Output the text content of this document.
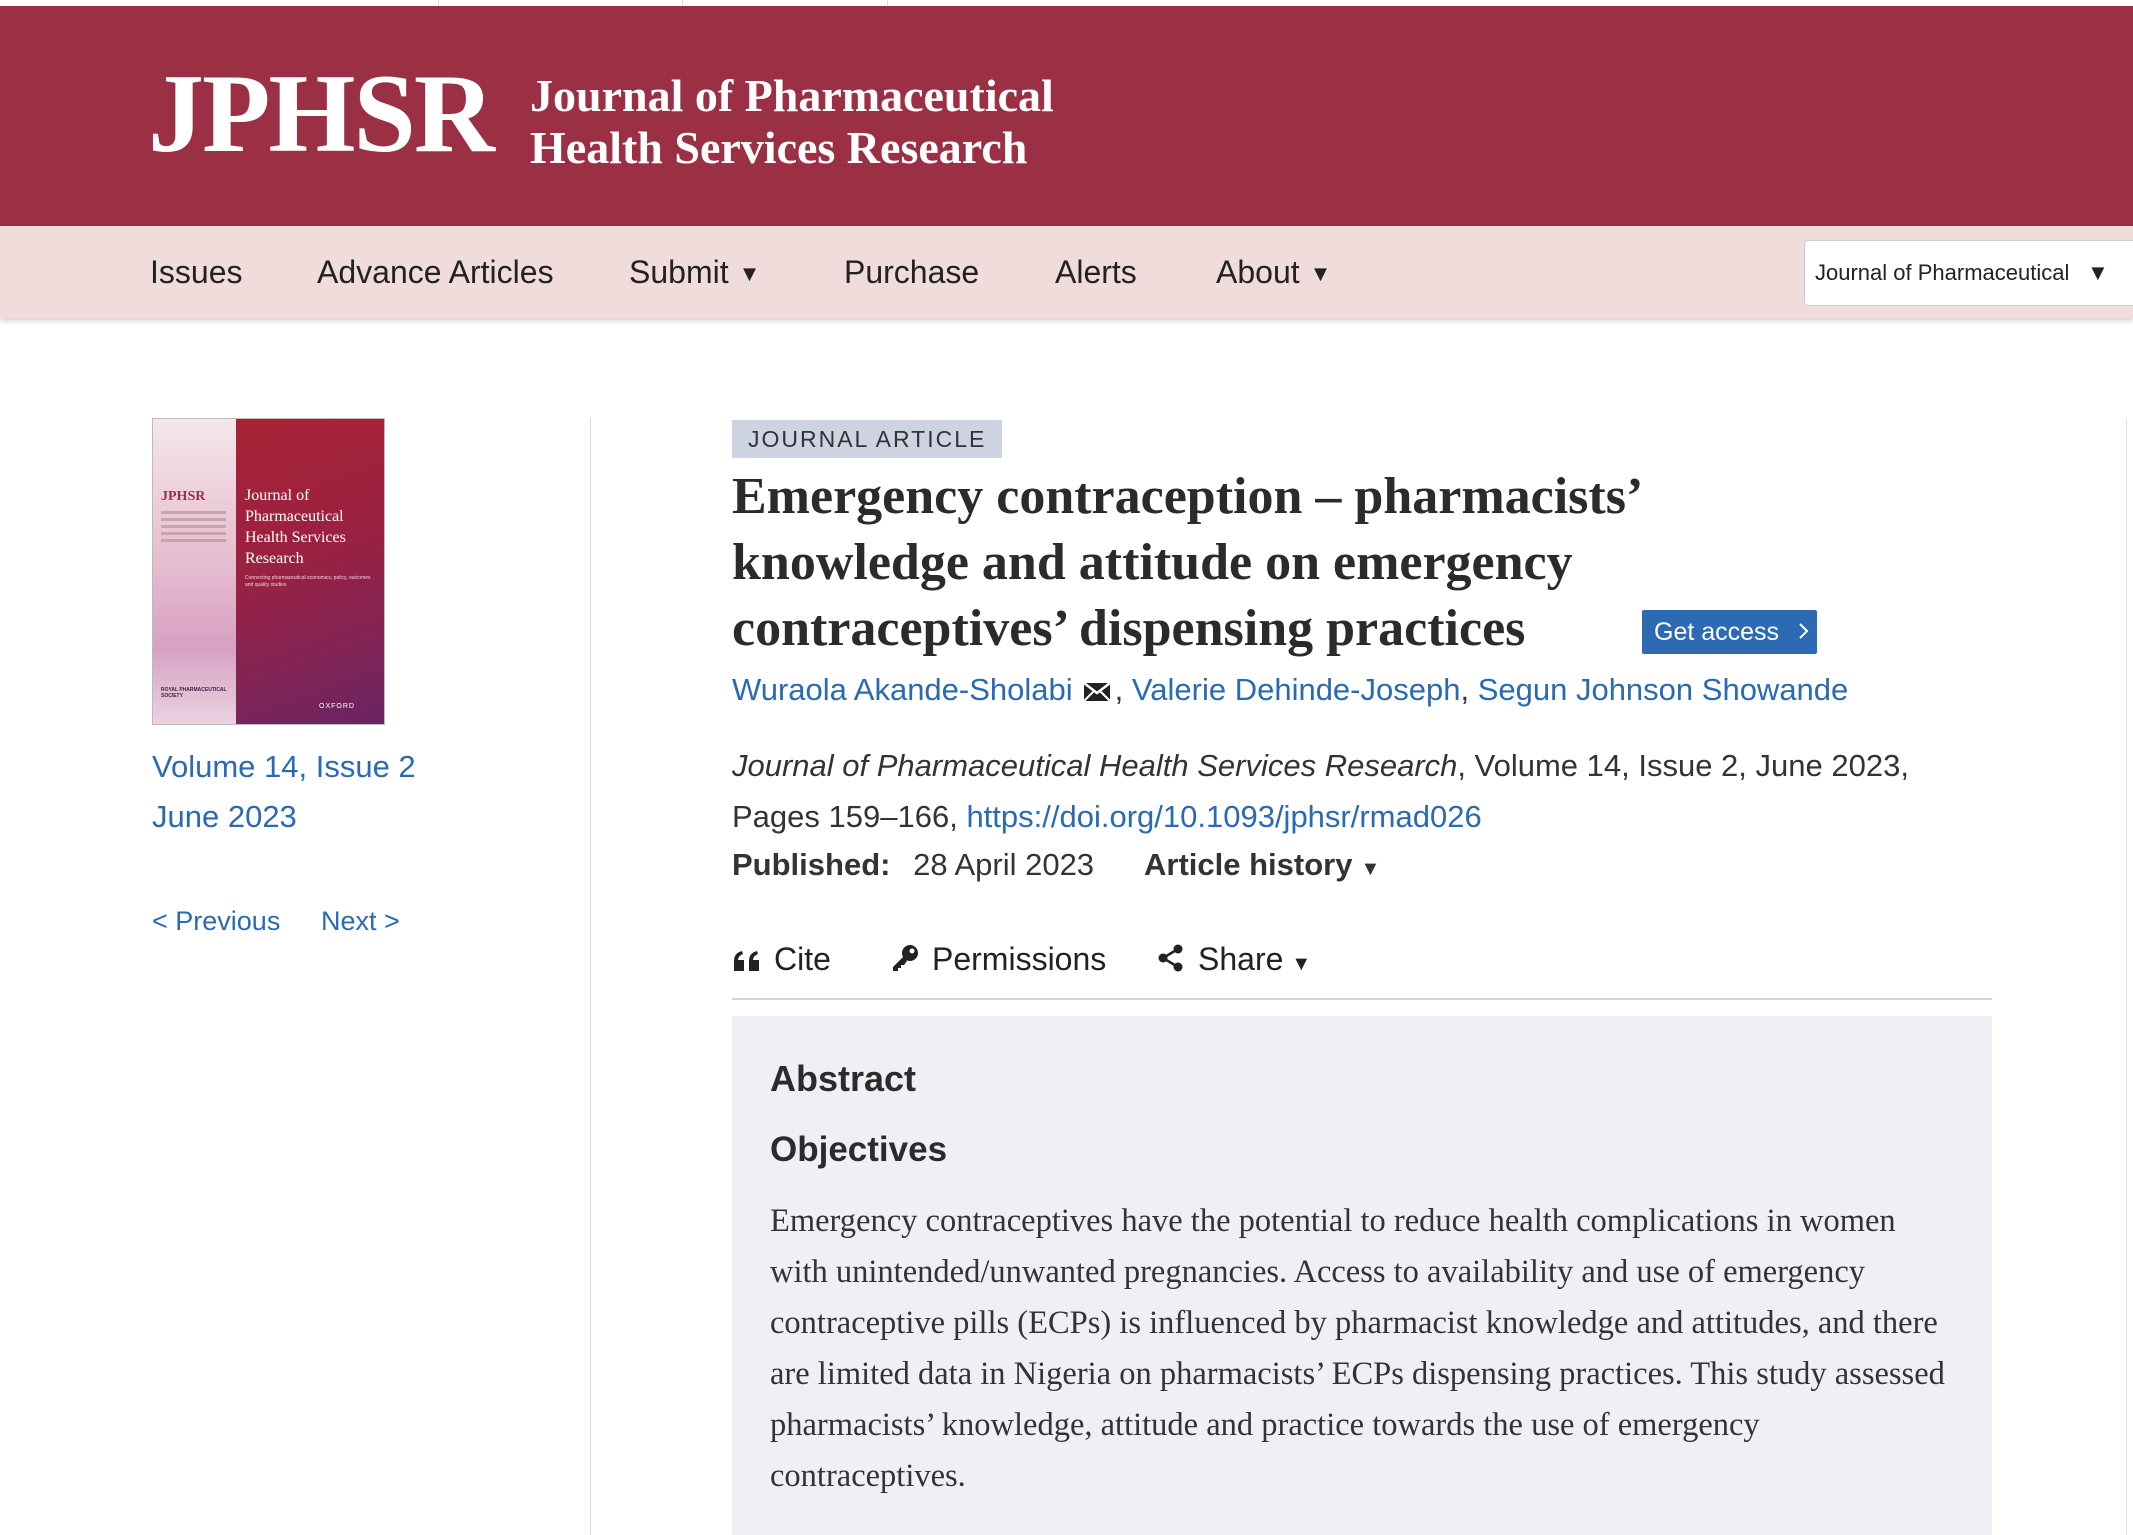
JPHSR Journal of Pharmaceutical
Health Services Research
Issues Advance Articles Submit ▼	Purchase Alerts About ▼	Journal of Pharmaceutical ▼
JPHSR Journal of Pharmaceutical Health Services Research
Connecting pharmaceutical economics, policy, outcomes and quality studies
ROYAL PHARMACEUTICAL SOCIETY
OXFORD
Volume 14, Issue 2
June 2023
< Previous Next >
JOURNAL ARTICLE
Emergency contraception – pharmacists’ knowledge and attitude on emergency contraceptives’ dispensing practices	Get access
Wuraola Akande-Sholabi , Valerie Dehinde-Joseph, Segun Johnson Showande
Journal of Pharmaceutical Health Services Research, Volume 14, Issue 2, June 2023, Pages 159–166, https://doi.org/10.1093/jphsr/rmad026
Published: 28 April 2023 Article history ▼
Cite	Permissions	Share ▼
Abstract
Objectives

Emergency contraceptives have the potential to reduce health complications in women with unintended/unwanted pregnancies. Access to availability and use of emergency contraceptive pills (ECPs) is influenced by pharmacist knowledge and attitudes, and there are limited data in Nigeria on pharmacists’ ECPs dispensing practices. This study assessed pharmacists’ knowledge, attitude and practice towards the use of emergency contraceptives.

▶ **WRITTEN PROBLEM**:
Search the records for the string "Services" and return every line in which it occurs.

▶ **SOLUTION FOR THIS TASK**:
Health Services Research
JPHSR Journal of Pharmaceutical Health Services Research
Journal of Pharmaceutical Health Services Research, Volume 14, Issue 2, June 2023, Pages 159–166, https://doi.org/10.1093/jphsr/rmad026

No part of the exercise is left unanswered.